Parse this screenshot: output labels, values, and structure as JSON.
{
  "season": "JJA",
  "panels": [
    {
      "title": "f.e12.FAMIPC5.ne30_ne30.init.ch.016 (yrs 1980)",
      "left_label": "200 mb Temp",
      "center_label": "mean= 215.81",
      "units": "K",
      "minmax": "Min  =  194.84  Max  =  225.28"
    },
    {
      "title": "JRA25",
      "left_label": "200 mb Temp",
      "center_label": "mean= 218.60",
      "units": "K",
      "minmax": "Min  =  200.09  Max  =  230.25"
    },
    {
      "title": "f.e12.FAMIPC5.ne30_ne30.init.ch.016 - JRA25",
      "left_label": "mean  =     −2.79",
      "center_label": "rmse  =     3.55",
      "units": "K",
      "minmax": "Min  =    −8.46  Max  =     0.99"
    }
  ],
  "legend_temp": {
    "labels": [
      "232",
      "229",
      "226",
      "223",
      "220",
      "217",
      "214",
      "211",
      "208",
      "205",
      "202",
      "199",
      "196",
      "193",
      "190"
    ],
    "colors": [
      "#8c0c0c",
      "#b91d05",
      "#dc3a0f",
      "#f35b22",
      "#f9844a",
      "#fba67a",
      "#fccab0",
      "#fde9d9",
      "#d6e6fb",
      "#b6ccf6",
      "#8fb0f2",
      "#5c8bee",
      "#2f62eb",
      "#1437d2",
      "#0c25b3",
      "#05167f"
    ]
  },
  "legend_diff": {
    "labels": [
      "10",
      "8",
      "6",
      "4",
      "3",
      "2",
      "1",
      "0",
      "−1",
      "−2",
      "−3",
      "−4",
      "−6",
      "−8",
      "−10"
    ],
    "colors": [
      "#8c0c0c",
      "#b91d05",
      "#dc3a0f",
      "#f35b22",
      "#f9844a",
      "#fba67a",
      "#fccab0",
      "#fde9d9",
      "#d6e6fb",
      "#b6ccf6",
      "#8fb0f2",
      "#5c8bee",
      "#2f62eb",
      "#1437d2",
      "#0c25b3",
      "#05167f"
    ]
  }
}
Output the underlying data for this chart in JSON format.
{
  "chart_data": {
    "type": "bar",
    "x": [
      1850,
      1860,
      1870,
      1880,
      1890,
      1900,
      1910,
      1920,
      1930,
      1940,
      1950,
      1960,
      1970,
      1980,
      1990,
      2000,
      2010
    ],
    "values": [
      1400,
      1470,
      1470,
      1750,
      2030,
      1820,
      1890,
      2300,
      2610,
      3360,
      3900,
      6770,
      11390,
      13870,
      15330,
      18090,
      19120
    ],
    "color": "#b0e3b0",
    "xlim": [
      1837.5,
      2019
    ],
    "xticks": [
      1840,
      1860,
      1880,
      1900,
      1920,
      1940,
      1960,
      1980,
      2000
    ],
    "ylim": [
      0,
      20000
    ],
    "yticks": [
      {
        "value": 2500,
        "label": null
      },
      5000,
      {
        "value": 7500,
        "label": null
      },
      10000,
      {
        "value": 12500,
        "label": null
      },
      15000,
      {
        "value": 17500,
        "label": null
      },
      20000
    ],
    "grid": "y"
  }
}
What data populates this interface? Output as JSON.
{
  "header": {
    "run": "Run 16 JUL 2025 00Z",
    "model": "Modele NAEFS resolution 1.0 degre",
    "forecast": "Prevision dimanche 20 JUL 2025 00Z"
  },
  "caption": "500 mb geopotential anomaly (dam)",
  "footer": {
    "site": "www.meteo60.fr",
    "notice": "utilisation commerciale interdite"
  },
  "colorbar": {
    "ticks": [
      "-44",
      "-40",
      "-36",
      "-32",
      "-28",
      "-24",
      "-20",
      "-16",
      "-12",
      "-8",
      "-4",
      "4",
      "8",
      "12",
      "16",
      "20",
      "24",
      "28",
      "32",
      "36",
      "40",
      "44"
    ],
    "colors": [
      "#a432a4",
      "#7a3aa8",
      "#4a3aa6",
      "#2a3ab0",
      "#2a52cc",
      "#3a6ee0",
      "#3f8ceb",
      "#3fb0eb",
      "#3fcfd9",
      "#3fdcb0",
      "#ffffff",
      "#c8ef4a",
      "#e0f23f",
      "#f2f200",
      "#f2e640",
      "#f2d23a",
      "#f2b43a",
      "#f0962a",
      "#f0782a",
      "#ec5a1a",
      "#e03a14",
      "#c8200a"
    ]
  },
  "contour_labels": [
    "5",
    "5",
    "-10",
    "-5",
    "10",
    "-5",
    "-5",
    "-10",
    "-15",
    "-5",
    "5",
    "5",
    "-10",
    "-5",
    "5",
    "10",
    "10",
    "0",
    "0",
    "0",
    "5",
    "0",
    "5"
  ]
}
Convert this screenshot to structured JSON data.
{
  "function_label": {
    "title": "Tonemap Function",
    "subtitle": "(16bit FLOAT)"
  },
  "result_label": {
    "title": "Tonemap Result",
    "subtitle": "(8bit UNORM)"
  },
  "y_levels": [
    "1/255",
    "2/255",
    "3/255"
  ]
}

==============================

WHAT NEEDS TO BE DONE: Copy out each line of the data containing the string "values".

THE RESPONSE:
Parse this screenshot: output labels, values, and structure as JSON.
    "values": [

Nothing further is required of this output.